[Given request] Lines containing the string "Tagln" are to be collected in full.

(Figure content listings)
>> begin

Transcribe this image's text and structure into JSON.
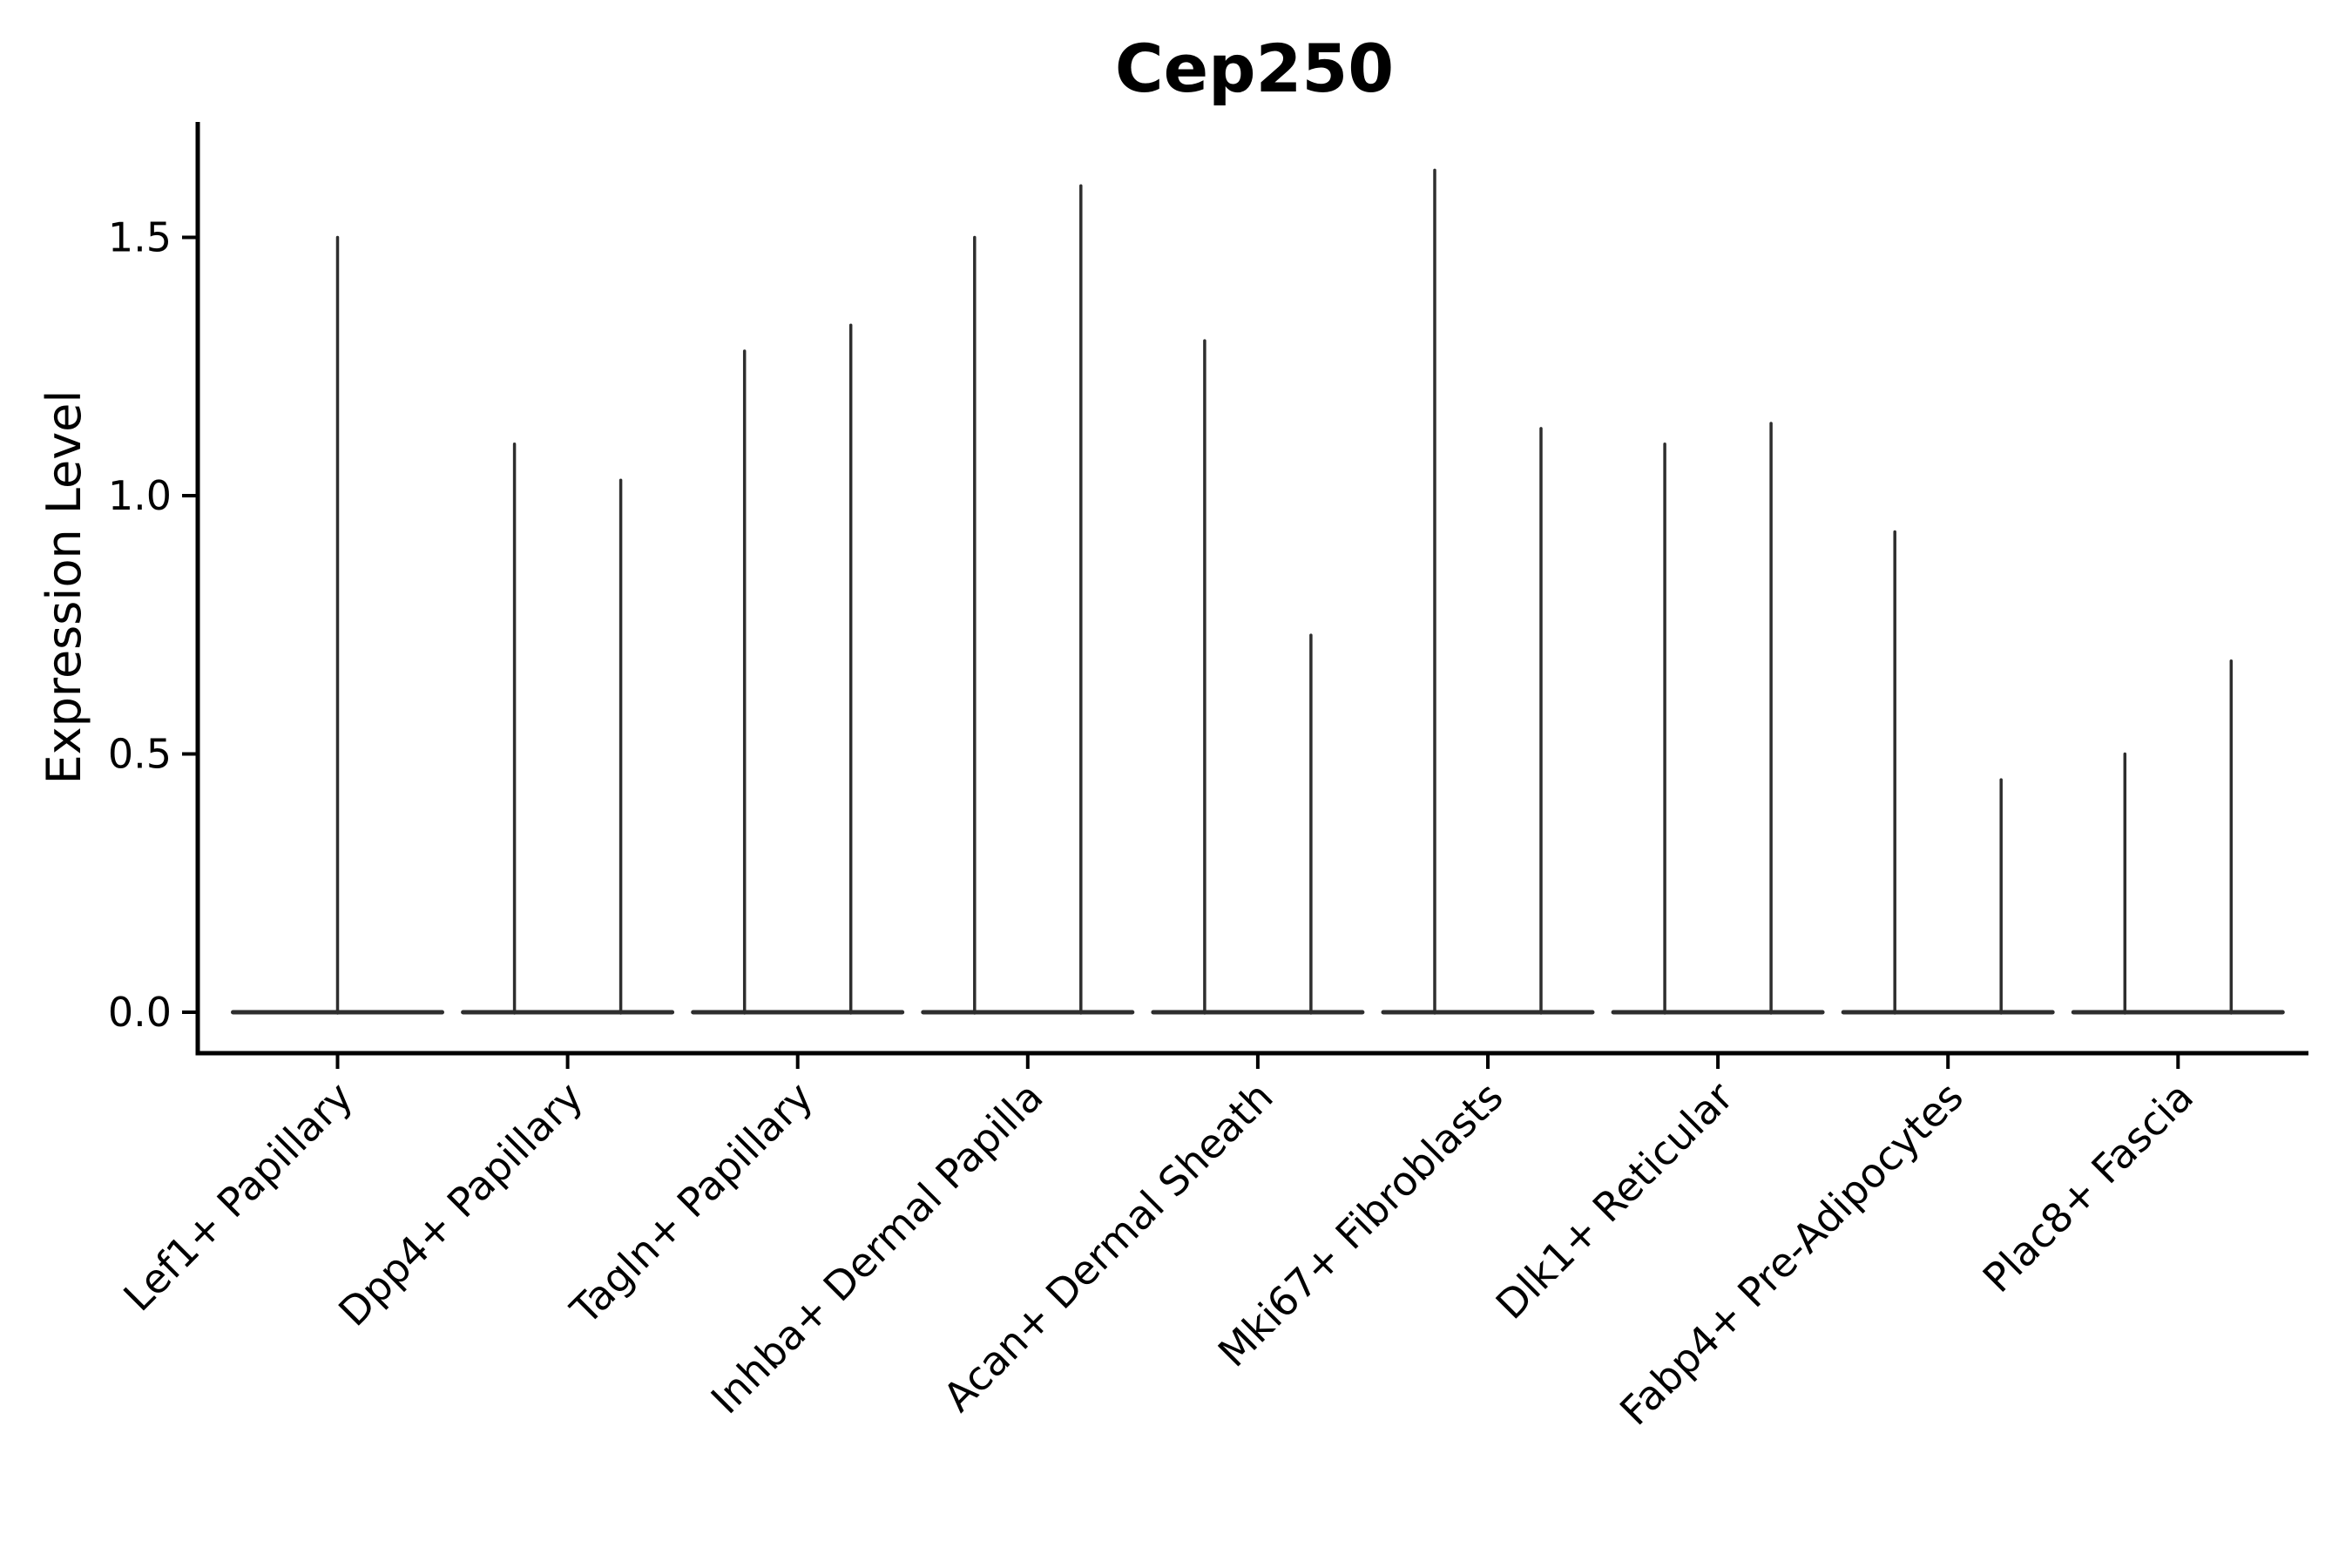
{
  "title": "Cep250",
  "chart_data": {
    "type": "violin",
    "title": "Cep250",
    "xlabel": "",
    "ylabel": "Expression Level",
    "ytick_labels": [
      "0.0",
      "0.5",
      "1.0",
      "1.5"
    ],
    "ytick_values": [
      0.0,
      0.5,
      1.0,
      1.5
    ],
    "ylim": [
      -0.08,
      1.72
    ],
    "grid": false,
    "legend": "none",
    "x_tick_rotation_deg": 45,
    "categories": [
      "Lef1+ Papillary",
      "Dpp4+ Papillary",
      "Tagln+ Papillary",
      "Inhba+ Dermal Papilla",
      "Acan+ Dermal Sheath",
      "Mki67+ Fibroblasts",
      "Dlk1+ Reticular",
      "Fabp4+ Pre-Adipocytes",
      "Plac8+ Fascia"
    ],
    "groups": [
      {
        "label": "Lef1+ Papillary",
        "violins": [
          {
            "position": "center",
            "min": 0.0,
            "max": 1.5
          }
        ]
      },
      {
        "label": "Dpp4+ Papillary",
        "violins": [
          {
            "position": "left",
            "min": 0.0,
            "max": 1.1
          },
          {
            "position": "right",
            "min": 0.0,
            "max": 1.03
          }
        ]
      },
      {
        "label": "Tagln+ Papillary",
        "violins": [
          {
            "position": "left",
            "min": 0.0,
            "max": 1.28
          },
          {
            "position": "right",
            "min": 0.0,
            "max": 1.33
          }
        ]
      },
      {
        "label": "Inhba+ Dermal Papilla",
        "violins": [
          {
            "position": "left",
            "min": 0.0,
            "max": 1.5
          },
          {
            "position": "right",
            "min": 0.0,
            "max": 1.6
          }
        ]
      },
      {
        "label": "Acan+ Dermal Sheath",
        "violins": [
          {
            "position": "left",
            "min": 0.0,
            "max": 1.3
          },
          {
            "position": "right",
            "min": 0.0,
            "max": 0.73
          }
        ]
      },
      {
        "label": "Mki67+ Fibroblasts",
        "violins": [
          {
            "position": "left",
            "min": 0.0,
            "max": 1.63
          },
          {
            "position": "right",
            "min": 0.0,
            "max": 1.13
          }
        ]
      },
      {
        "label": "Dlk1+ Reticular",
        "violins": [
          {
            "position": "left",
            "min": 0.0,
            "max": 1.1
          },
          {
            "position": "right",
            "min": 0.0,
            "max": 1.14
          }
        ]
      },
      {
        "label": "Fabp4+ Pre-Adipocytes",
        "violins": [
          {
            "position": "left",
            "min": 0.0,
            "max": 0.93
          },
          {
            "position": "right",
            "min": 0.0,
            "max": 0.45
          }
        ]
      },
      {
        "label": "Plac8+ Fascia",
        "violins": [
          {
            "position": "left",
            "min": 0.0,
            "max": 0.5
          },
          {
            "position": "right",
            "min": 0.0,
            "max": 0.68
          }
        ]
      }
    ],
    "colors": {
      "violin": "#2e2e2e",
      "axis": "#000000",
      "text": "#000000",
      "background": "#ffffff"
    }
  }
}
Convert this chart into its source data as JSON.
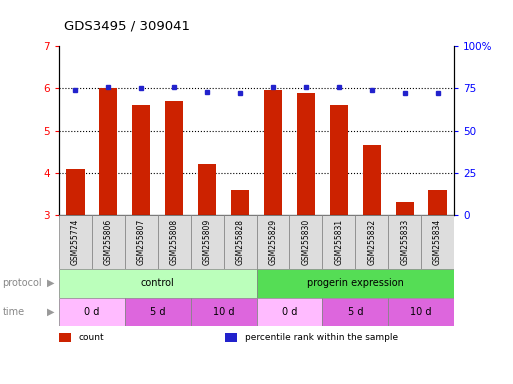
{
  "title": "GDS3495 / 309041",
  "samples": [
    "GSM255774",
    "GSM255806",
    "GSM255807",
    "GSM255808",
    "GSM255809",
    "GSM255828",
    "GSM255829",
    "GSM255830",
    "GSM255831",
    "GSM255832",
    "GSM255833",
    "GSM255834"
  ],
  "bar_values": [
    4.1,
    6.0,
    5.6,
    5.7,
    4.2,
    3.6,
    5.95,
    5.9,
    5.6,
    4.65,
    3.3,
    3.6
  ],
  "dot_values": [
    74,
    76,
    75,
    75.5,
    73,
    72,
    76,
    76,
    75.5,
    74,
    72.5,
    72.5
  ],
  "ylim_left": [
    3,
    7
  ],
  "ylim_right": [
    0,
    100
  ],
  "yticks_left": [
    3,
    4,
    5,
    6,
    7
  ],
  "yticks_right": [
    0,
    25,
    50,
    75,
    100
  ],
  "bar_color": "#cc2200",
  "dot_color": "#2222cc",
  "protocol_groups": [
    {
      "label": "control",
      "start": 0,
      "end": 6,
      "color": "#bbffbb"
    },
    {
      "label": "progerin expression",
      "start": 6,
      "end": 12,
      "color": "#55dd55"
    }
  ],
  "time_groups": [
    {
      "label": "0 d",
      "start": 0,
      "end": 2,
      "color": "#ffbbff"
    },
    {
      "label": "5 d",
      "start": 2,
      "end": 4,
      "color": "#dd66dd"
    },
    {
      "label": "10 d",
      "start": 4,
      "end": 6,
      "color": "#dd66dd"
    },
    {
      "label": "0 d",
      "start": 6,
      "end": 8,
      "color": "#ffbbff"
    },
    {
      "label": "5 d",
      "start": 8,
      "end": 10,
      "color": "#dd66dd"
    },
    {
      "label": "10 d",
      "start": 10,
      "end": 12,
      "color": "#dd66dd"
    }
  ],
  "legend_items": [
    {
      "label": "count",
      "color": "#cc2200"
    },
    {
      "label": "percentile rank within the sample",
      "color": "#2222cc"
    }
  ],
  "sample_box_color": "#dddddd",
  "arrow_color": "#999999",
  "label_color": "#888888"
}
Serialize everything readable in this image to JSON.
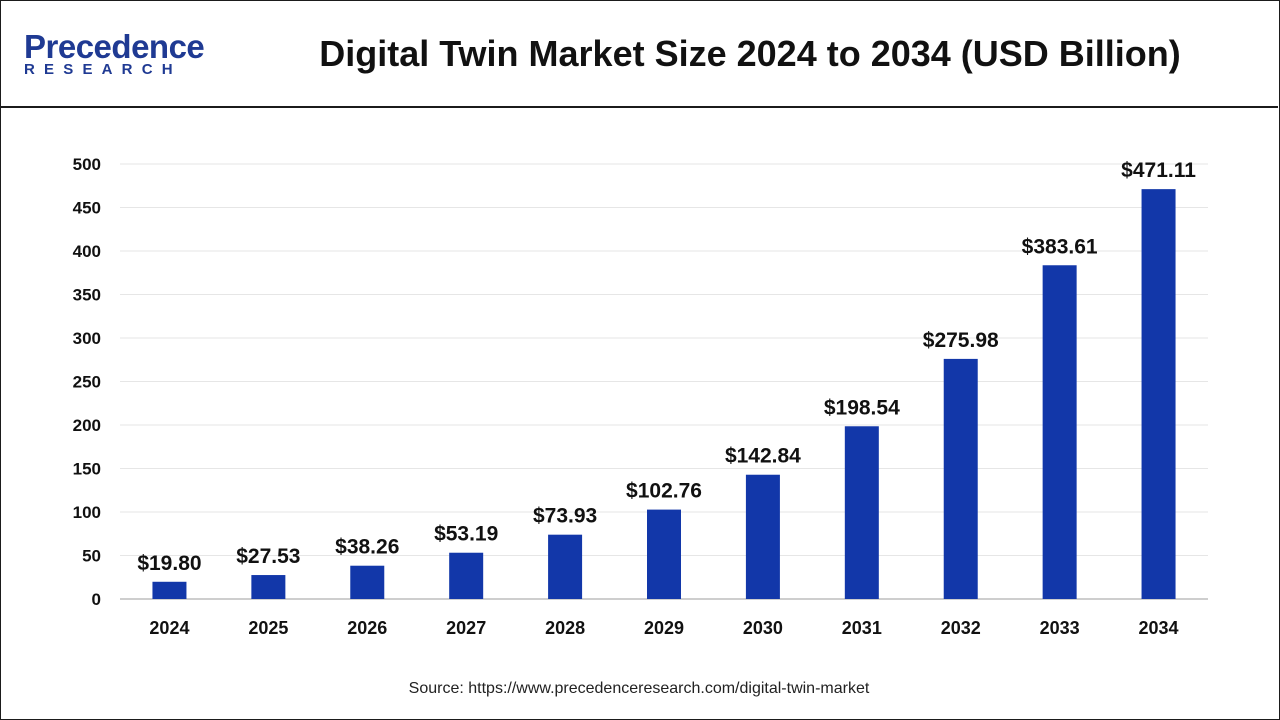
{
  "header": {
    "logo_main": "Precedence",
    "logo_sub": "RESEARCH",
    "title": "Digital Twin Market Size 2024 to 2034 (USD Billion)"
  },
  "source": "Source: https://www.precedenceresearch.com/digital-twin-market",
  "colors": {
    "bar": "#1237A9",
    "brand": "#1f3a93"
  },
  "chart_data": {
    "type": "bar",
    "title": "Digital Twin Market Size 2024 to 2034 (USD Billion)",
    "xlabel": "",
    "ylabel": "",
    "categories": [
      "2024",
      "2025",
      "2026",
      "2027",
      "2028",
      "2029",
      "2030",
      "2031",
      "2032",
      "2033",
      "2034"
    ],
    "values": [
      19.8,
      27.53,
      38.26,
      53.19,
      73.93,
      102.76,
      142.84,
      198.54,
      275.98,
      383.61,
      471.11
    ],
    "value_labels": [
      "$19.80",
      "$27.53",
      "$38.26",
      "$53.19",
      "$73.93",
      "$102.76",
      "$142.84",
      "$198.54",
      "$275.98",
      "$383.61",
      "$471.11"
    ],
    "ylim": [
      0,
      500
    ],
    "yticks": [
      0,
      50,
      100,
      150,
      200,
      250,
      300,
      350,
      400,
      450,
      500
    ],
    "grid": true,
    "legend": "none"
  }
}
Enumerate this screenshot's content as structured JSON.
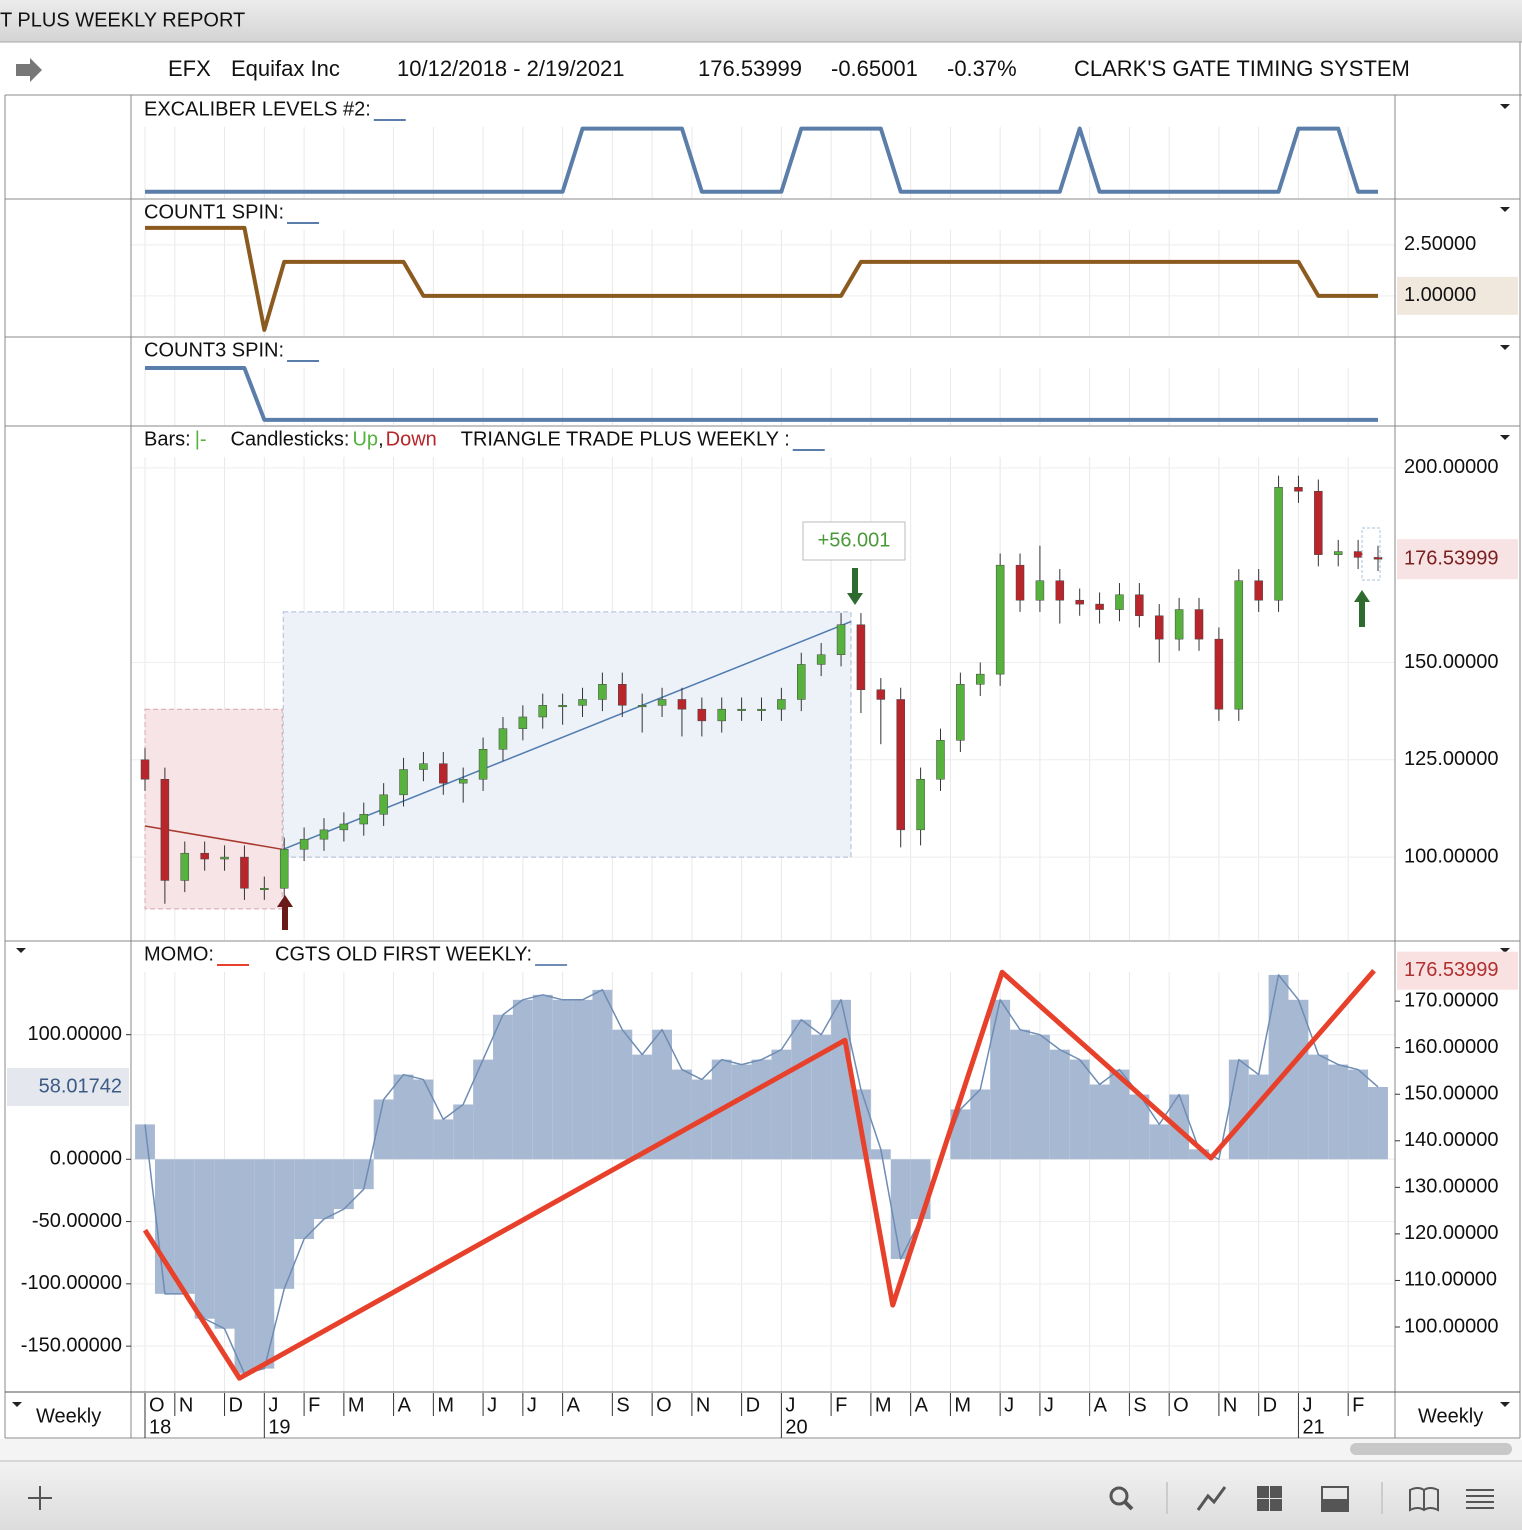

>> end

[Task answer]
      "Tagln+ Papillary",
        "label": "Tagln+ Papillary",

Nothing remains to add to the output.